## START Material supplied
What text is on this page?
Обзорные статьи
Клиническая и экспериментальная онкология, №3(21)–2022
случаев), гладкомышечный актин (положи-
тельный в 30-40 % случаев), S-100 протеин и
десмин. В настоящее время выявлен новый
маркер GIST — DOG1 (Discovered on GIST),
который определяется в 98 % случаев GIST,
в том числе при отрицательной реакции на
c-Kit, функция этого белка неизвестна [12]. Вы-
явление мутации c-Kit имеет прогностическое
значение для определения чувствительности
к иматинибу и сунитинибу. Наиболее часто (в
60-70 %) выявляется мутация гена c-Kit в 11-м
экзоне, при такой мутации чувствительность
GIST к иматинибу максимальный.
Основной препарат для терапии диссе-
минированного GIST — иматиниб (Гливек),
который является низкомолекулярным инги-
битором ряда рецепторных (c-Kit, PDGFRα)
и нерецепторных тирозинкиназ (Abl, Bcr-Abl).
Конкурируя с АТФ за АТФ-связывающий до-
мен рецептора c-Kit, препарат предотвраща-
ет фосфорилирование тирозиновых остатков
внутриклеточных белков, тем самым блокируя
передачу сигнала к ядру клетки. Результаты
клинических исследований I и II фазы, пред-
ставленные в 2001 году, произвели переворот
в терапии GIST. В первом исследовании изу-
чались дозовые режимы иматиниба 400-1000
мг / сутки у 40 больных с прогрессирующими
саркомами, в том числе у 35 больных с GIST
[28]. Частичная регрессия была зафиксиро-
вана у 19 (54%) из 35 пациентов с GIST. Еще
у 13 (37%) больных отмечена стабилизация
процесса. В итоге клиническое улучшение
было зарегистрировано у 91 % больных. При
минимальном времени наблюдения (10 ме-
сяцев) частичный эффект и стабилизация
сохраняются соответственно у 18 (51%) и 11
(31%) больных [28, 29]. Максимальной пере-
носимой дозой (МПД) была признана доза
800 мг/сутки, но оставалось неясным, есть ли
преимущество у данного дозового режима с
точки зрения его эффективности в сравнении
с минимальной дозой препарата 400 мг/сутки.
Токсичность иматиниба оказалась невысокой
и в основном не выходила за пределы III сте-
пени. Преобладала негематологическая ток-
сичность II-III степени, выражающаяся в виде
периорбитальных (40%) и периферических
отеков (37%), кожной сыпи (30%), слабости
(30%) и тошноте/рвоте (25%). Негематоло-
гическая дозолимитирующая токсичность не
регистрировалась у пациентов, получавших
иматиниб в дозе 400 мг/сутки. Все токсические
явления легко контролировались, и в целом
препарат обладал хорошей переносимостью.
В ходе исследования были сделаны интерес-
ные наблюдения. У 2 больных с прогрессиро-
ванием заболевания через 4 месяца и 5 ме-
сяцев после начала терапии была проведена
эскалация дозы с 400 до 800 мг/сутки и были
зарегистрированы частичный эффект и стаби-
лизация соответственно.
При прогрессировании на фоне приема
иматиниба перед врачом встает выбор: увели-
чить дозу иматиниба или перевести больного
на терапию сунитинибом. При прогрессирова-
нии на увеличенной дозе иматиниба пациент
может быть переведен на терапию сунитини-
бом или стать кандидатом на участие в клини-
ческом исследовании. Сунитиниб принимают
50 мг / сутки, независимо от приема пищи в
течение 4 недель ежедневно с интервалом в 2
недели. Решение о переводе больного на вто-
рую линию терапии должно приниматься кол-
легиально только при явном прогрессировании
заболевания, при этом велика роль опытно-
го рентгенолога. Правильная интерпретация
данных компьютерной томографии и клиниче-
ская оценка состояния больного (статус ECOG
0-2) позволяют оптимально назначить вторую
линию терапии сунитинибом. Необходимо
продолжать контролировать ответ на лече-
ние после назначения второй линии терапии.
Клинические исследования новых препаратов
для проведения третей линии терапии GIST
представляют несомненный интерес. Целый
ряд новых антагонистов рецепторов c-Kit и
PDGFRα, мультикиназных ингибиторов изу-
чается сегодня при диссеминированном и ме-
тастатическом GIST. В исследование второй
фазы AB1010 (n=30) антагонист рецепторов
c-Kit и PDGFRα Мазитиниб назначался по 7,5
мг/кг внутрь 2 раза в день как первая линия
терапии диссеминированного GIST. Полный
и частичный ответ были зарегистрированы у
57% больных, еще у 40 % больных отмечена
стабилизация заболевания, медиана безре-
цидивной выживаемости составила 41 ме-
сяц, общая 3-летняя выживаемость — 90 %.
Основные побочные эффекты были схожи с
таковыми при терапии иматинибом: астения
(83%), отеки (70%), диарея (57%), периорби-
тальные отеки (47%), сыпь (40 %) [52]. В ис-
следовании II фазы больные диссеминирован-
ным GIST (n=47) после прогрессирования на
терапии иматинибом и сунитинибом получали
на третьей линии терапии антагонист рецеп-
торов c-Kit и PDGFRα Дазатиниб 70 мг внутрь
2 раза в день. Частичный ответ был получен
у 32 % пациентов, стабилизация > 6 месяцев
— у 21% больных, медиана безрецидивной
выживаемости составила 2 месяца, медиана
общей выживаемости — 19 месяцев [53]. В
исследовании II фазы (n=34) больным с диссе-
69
## END Material supplied
* [Problem]
Extract every line above that contains the word "больных".

* [Exercise result]
мг / сутки у 40 больных с прогрессирующими
саркомами, в том числе у 35 больных с GIST
у 13 (37%) больных отмечена стабилизация
было зарегистрировано у 91 % больных. При
(31%) больных [28, 29]. Максимальной пере-
ные наблюдения. У 2 больных с прогрессиро-
57% больных, еще у 40 % больных отмечена
— у 21% больных, медиана безрецидивной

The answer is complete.